■ Entries provided:
————————

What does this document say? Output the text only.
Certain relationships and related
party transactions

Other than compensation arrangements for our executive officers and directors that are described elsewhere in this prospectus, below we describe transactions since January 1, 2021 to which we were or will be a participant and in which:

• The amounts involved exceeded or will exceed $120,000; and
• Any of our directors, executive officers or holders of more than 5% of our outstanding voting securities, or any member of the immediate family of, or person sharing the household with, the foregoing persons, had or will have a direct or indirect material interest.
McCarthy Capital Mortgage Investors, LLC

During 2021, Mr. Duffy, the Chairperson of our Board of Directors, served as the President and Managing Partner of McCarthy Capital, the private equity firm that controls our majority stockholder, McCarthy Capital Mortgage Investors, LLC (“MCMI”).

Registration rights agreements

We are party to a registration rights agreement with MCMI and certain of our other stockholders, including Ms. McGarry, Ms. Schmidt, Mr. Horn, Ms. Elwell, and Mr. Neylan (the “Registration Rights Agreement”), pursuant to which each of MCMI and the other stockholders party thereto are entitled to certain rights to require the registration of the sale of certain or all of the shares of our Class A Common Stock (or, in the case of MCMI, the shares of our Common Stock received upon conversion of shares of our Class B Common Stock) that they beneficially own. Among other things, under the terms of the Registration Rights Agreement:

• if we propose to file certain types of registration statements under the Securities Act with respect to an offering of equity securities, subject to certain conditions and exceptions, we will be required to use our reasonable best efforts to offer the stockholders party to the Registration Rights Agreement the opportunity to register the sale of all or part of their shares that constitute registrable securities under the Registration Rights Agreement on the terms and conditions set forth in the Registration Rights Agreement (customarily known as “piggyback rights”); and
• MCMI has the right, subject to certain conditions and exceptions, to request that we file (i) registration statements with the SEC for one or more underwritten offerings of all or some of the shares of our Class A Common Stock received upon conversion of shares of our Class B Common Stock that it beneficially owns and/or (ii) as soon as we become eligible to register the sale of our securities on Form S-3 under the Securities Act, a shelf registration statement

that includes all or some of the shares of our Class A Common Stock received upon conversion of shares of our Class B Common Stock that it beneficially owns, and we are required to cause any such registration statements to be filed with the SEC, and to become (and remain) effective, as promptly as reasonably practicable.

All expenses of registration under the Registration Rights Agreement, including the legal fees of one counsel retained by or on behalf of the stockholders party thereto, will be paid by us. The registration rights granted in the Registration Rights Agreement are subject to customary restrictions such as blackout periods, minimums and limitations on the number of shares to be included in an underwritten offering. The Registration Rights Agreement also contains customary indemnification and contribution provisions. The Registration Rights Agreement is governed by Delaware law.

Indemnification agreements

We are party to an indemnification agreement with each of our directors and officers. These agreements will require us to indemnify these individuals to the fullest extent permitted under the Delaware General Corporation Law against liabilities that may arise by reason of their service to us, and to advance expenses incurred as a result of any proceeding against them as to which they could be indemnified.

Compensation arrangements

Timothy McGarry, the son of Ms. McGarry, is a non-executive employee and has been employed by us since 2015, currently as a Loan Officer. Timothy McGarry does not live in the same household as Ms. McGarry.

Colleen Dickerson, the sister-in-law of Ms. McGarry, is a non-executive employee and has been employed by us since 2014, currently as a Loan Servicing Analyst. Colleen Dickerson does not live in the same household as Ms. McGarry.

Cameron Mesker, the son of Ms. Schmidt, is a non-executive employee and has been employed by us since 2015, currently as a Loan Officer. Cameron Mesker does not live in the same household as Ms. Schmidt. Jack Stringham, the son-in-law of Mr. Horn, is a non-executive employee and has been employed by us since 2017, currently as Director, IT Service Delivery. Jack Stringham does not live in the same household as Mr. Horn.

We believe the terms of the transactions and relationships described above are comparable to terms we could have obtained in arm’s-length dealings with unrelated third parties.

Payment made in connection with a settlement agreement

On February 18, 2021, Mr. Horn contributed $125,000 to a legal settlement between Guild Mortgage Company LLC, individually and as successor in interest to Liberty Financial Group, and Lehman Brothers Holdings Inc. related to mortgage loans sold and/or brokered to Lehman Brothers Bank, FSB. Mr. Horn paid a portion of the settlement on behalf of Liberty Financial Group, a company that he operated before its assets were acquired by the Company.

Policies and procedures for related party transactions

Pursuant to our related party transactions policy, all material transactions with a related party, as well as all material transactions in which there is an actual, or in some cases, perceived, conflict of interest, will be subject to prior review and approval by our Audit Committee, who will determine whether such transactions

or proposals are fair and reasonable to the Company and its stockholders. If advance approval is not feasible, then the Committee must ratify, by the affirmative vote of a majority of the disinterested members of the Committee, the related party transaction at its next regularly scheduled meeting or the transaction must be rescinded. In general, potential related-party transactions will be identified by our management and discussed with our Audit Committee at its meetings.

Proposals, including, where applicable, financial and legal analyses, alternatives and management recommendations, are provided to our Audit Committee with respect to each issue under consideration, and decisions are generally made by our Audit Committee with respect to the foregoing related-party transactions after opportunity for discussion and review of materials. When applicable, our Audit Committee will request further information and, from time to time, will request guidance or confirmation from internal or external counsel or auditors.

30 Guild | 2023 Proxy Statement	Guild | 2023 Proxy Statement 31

————————

■ Given instruction: Every line above should be printed again exactly as it stands.

■ Solution to this task:
What does this document say? Output the text only.
Certain relationships and related
party transactions

Other than compensation arrangements for our executive officers and directors that are described elsewhere in this prospectus, below we describe transactions since January 1, 2021 to which we were or will be a participant and in which:

• The amounts involved exceeded or will exceed $120,000; and
• Any of our directors, executive officers or holders of more than 5% of our outstanding voting securities, or any member of the immediate family of, or person sharing the household with, the foregoing persons, had or will have a direct or indirect material interest.
McCarthy Capital Mortgage Investors, LLC

During 2021, Mr. Duffy, the Chairperson of our Board of Directors, served as the President and Managing Partner of McCarthy Capital, the private equity firm that controls our majority stockholder, McCarthy Capital Mortgage Investors, LLC (“MCMI”).

Registration rights agreements

We are party to a registration rights agreement with MCMI and certain of our other stockholders, including Ms. McGarry, Ms. Schmidt, Mr. Horn, Ms. Elwell, and Mr. Neylan (the “Registration Rights Agreement”), pursuant to which each of MCMI and the other stockholders party thereto are entitled to certain rights to require the registration of the sale of certain or all of the shares of our Class A Common Stock (or, in the case of MCMI, the shares of our Common Stock received upon conversion of shares of our Class B Common Stock) that they beneficially own. Among other things, under the terms of the Registration Rights Agreement:

• if we propose to file certain types of registration statements under the Securities Act with respect to an offering of equity securities, subject to certain conditions and exceptions, we will be required to use our reasonable best efforts to offer the stockholders party to the Registration Rights Agreement the opportunity to register the sale of all or part of their shares that constitute registrable securities under the Registration Rights Agreement on the terms and conditions set forth in the Registration Rights Agreement (customarily known as “piggyback rights”); and
• MCMI has the right, subject to certain conditions and exceptions, to request that we file (i) registration statements with the SEC for one or more underwritten offerings of all or some of the shares of our Class A Common Stock received upon conversion of shares of our Class B Common Stock that it beneficially owns and/or (ii) as soon as we become eligible to register the sale of our securities on Form S-3 under the Securities Act, a shelf registration statement

that includes all or some of the shares of our Class A Common Stock received upon conversion of shares of our Class B Common Stock that it beneficially owns, and we are required to cause any such registration statements to be filed with the SEC, and to become (and remain) effective, as promptly as reasonably practicable.

All expenses of registration under the Registration Rights Agreement, including the legal fees of one counsel retained by or on behalf of the stockholders party thereto, will be paid by us. The registration rights granted in the Registration Rights Agreement are subject to customary restrictions such as blackout periods, minimums and limitations on the number of shares to be included in an underwritten offering. The Registration Rights Agreement also contains customary indemnification and contribution provisions. The Registration Rights Agreement is governed by Delaware law.

Indemnification agreements

We are party to an indemnification agreement with each of our directors and officers. These agreements will require us to indemnify these individuals to the fullest extent permitted under the Delaware General Corporation Law against liabilities that may arise by reason of their service to us, and to advance expenses incurred as a result of any proceeding against them as to which they could be indemnified.

Compensation arrangements

Timothy McGarry, the son of Ms. McGarry, is a non-executive employee and has been employed by us since 2015, currently as a Loan Officer. Timothy McGarry does not live in the same household as Ms. McGarry.

Colleen Dickerson, the sister-in-law of Ms. McGarry, is a non-executive employee and has been employed by us since 2014, currently as a Loan Servicing Analyst. Colleen Dickerson does not live in the same household as Ms. McGarry.

Cameron Mesker, the son of Ms. Schmidt, is a non-executive employee and has been employed by us since 2015, currently as a Loan Officer. Cameron Mesker does not live in the same household as Ms. Schmidt. Jack Stringham, the son-in-law of Mr. Horn, is a non-executive employee and has been employed by us since 2017, currently as Director, IT Service Delivery. Jack Stringham does not live in the same household as Mr. Horn.

We believe the terms of the transactions and relationships described above are comparable to terms we could have obtained in arm’s-length dealings with unrelated third parties.

Payment made in connection with a settlement agreement

On February 18, 2021, Mr. Horn contributed $125,000 to a legal settlement between Guild Mortgage Company LLC, individually and as successor in interest to Liberty Financial Group, and Lehman Brothers Holdings Inc. related to mortgage loans sold and/or brokered to Lehman Brothers Bank, FSB. Mr. Horn paid a portion of the settlement on behalf of Liberty Financial Group, a company that he operated before its assets were acquired by the Company.

Policies and procedures for related party transactions

Pursuant to our related party transactions policy, all material transactions with a related party, as well as all material transactions in which there is an actual, or in some cases, perceived, conflict of interest, will be subject to prior review and approval by our Audit Committee, who will determine whether such transactions

or proposals are fair and reasonable to the Company and its stockholders. If advance approval is not feasible, then the Committee must ratify, by the affirmative vote of a majority of the disinterested members of the Committee, the related party transaction at its next regularly scheduled meeting or the transaction must be rescinded. In general, potential related-party transactions will be identified by our management and discussed with our Audit Committee at its meetings.

Proposals, including, where applicable, financial and legal analyses, alternatives and management recommendations, are provided to our Audit Committee with respect to each issue under consideration, and decisions are generally made by our Audit Committee with respect to the foregoing related-party transactions after opportunity for discussion and review of materials. When applicable, our Audit Committee will request further information and, from time to time, will request guidance or confirmation from internal or external counsel or auditors.

30 Guild | 2023 Proxy Statement	Guild | 2023 Proxy Statement 31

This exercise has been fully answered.